Summarize the text below about managing villagers in B&W in two sentences.

- Text provided
# # # # # # #
The villagers in B&W are more chilled out than other games. Idle villagers are not necessarily a bad thing. It's often best just to let them go about their business.
Once a village has reached a happy balance, with food, wood and expansion desires at 30-50%, you can remove all your disciples (except the crafstman) and they'll manage fine on their own. Food+offspring desire together total 100%. Expansion+wood desire make 100%. That's why you should keep them all balanced. Disciples destroy the balance. And if there's no forest left then a wood disciple will just sit around idle, but a non-disciple forester will figure out something else to do.
If you keep doing everything for your villagers, they'll become lazy. If they are lazy, they will sit around doing nothing. The nicer you are to them, the lazier they become, and the more micromanagement you have to do. Sometimes they get so lazy that when you raise the totem they run off and hide at your worship site! Your job is to encourage autonomy. Don't given them food; give them fields. (One field per ten people, roughly). Don't give them wood; give them a forest. (When you've placed a scaffold, give them some wood, but not all! let them cut down trees and collect wood themselves! If you cast miracle wood and they should say "wow! miracle wood!" not "ho hum. more wood.") Also, greater belief will make them less lazy. Throw some artefacts over their heads to impress them.
If everyone's idle, check that there isn't a resource bottleneck. If there's no resource bottleneck, then it means they're simply lazy. To cure this laziness, let them starve. After 20mins or so they'll get the hint. Warning: letting them starve is an evil act! Best not to let them become dependent in the first place.
To stop them whining about breeding: take away their excess food and give it to your worshippers. If there are too many villagers, sacrifice them. Child sacrifice is the best!
Starving and healing: starving villagers is Bad, so be careful. Healing villagers is Good.
You can get your creature to fulfill villager needs (or worshipper needs) by leashing him compassionately to the appropriate "need" flag. For instance, when tied to the wood desire, he might go out and water forests and take trees into storage.
If the creature is getting in the way, and you want to focus on your villages, you could take him to his pen, leave him some food, then clog up the entrance with a boulder. (He grows quicker if he sleeps in his pen). Or, adjust the leash length and tie him to the temple, or somewhere.
You can place teleports at all your towns and at your worship site to reduce travel times. Or in a distant forest as well. Villagers will use a teleport only if they see it and it reduces their journey time. So if your worship site is to the west of a town, then the town's portal must also be westward. Your creature will only use a teleport if it has learned how they work. So, force him through with a leash.
Villagers want to expand if there is no space for adults. Also if there is no space for children. So if they have no child capacity they'll ask for more, even if there is spare adult capacity. The capacity shown above houses is only for adults. The villagers will go through a cycle of having children until full, then wanting more buildings, then filling them. It doesn't effect your alignment to ignore the requests.
# # # # # # #
- Rows
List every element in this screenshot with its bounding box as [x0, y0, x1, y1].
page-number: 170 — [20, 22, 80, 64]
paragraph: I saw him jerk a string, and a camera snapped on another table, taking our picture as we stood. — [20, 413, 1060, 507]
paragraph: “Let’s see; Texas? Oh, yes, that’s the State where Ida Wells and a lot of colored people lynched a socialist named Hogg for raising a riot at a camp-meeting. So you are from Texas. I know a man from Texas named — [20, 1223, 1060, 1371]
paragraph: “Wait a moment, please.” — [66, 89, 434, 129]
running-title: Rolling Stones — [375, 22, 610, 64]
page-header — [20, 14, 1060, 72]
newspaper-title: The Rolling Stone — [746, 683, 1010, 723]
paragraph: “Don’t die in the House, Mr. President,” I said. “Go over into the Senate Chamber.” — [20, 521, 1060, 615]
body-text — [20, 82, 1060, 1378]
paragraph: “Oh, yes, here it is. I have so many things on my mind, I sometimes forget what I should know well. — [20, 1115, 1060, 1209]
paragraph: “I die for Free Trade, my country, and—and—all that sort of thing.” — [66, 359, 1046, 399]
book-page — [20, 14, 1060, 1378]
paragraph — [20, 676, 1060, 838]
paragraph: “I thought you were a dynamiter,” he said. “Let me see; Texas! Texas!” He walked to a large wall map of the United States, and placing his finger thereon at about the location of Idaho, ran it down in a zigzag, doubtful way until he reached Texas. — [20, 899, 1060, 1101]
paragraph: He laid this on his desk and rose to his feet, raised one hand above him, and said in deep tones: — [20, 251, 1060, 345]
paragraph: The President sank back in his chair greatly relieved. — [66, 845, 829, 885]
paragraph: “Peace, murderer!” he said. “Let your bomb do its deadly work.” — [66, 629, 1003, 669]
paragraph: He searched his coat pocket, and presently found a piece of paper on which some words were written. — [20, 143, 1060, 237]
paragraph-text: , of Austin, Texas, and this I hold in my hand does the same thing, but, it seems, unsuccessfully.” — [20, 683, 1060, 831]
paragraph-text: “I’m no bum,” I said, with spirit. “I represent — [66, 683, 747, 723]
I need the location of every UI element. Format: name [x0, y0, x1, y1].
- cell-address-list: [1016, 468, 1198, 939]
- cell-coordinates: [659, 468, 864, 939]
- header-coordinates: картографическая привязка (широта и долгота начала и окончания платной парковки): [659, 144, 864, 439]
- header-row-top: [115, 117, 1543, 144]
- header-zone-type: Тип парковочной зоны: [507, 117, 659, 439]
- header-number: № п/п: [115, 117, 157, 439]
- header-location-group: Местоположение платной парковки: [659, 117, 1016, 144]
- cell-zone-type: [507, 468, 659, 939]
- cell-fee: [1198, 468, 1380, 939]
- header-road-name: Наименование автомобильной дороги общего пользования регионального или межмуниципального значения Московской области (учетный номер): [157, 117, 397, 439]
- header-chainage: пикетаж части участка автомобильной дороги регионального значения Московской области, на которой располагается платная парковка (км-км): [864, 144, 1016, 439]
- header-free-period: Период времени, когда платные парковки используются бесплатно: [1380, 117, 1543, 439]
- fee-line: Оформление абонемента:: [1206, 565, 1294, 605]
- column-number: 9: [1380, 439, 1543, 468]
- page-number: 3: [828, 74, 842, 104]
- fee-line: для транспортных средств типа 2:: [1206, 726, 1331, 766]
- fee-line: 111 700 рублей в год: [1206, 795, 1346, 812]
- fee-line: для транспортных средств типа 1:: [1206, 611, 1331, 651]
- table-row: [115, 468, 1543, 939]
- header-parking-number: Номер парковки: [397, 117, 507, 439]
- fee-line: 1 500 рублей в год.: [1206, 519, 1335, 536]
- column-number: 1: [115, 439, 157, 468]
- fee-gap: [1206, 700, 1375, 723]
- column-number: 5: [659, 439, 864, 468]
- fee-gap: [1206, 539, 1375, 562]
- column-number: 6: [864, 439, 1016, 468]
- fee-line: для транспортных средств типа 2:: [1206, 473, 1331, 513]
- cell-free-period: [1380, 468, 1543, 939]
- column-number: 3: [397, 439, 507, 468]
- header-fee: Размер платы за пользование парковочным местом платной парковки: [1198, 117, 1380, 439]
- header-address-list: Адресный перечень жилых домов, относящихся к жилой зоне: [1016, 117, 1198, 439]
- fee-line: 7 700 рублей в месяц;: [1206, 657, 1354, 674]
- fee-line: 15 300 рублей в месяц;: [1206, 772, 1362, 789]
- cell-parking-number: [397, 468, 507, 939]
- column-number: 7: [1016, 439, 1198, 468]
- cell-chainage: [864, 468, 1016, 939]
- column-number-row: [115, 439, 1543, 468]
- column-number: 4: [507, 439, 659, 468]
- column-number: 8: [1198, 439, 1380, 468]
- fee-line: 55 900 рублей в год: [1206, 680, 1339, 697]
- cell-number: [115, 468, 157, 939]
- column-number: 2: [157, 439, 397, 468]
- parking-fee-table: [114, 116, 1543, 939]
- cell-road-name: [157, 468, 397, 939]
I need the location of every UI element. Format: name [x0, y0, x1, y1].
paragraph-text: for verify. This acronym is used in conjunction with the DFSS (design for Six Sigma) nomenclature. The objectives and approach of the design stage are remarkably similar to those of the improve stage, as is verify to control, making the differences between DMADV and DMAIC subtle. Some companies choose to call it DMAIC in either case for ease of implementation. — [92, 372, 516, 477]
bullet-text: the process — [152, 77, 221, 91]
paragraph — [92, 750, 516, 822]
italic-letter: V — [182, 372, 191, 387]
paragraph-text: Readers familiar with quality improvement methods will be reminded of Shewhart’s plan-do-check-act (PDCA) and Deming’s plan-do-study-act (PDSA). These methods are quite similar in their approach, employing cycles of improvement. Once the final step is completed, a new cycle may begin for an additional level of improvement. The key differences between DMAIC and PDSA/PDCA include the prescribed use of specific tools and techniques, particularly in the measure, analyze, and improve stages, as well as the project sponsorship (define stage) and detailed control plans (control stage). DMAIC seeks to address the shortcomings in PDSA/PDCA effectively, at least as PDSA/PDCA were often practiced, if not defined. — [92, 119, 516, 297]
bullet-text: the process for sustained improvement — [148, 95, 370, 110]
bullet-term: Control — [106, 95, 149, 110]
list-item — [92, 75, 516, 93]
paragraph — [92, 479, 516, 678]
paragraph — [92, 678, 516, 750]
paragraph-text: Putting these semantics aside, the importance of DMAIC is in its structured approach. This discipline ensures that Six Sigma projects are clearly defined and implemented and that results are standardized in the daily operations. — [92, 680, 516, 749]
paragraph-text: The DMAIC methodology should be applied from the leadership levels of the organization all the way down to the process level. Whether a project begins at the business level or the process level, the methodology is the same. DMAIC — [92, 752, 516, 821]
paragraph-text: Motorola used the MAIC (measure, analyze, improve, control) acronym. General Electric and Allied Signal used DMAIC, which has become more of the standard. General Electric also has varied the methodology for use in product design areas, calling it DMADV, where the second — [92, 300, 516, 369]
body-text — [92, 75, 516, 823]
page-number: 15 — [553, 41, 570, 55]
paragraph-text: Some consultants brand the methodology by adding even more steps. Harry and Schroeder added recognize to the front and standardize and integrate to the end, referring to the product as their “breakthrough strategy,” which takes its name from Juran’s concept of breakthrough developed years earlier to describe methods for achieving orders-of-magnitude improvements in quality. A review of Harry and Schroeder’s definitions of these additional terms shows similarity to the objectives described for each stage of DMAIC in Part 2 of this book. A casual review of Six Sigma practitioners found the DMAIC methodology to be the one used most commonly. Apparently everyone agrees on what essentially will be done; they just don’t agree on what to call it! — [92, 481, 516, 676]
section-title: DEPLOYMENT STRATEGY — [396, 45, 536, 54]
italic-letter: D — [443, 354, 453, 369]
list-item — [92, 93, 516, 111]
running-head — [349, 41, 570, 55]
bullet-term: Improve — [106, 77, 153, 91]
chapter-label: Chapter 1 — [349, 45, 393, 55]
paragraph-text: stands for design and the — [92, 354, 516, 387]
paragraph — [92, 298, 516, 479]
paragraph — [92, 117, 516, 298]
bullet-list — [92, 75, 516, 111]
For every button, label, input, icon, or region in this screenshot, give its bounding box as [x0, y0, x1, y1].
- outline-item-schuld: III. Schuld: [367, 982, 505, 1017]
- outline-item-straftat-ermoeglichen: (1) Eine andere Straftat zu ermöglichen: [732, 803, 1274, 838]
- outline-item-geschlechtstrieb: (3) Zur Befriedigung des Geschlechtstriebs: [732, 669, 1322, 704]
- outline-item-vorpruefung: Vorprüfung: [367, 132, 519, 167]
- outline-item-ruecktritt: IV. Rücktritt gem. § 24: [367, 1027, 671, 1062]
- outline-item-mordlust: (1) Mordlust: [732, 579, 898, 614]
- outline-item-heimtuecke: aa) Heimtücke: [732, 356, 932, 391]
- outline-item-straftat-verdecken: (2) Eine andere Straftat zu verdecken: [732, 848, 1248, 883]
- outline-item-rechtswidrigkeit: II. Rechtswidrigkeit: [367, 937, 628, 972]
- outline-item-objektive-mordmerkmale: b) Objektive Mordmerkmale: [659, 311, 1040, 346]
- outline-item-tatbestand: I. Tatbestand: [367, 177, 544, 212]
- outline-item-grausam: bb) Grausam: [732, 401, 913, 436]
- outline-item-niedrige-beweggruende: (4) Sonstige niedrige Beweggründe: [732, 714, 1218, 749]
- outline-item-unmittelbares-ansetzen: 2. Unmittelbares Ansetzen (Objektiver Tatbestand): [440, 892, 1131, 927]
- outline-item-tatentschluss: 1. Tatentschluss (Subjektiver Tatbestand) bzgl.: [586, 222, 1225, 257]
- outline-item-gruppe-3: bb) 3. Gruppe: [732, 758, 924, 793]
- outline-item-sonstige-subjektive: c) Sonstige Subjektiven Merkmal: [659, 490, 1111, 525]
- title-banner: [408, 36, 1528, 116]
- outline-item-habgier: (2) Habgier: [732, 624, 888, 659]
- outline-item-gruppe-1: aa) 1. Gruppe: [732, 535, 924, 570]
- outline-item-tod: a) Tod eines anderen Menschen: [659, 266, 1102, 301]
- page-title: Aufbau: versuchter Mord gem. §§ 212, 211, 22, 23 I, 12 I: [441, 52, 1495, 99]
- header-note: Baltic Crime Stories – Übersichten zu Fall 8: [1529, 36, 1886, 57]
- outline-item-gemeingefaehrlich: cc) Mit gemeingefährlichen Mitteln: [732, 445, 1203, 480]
# # # # # # #
- Worked answer
The text advises encouraging villagers to be self-sufficient by giving them fields and forests instead of food and wood, because doing everything for them makes them lazy, and it notes that a village whose desires are balanced can manage on its own. It also explains how to deal with idleness, how to leash the creature to villager needs, how to place teleports to cut travel times, and how expansion requests depend on space for both adults and children.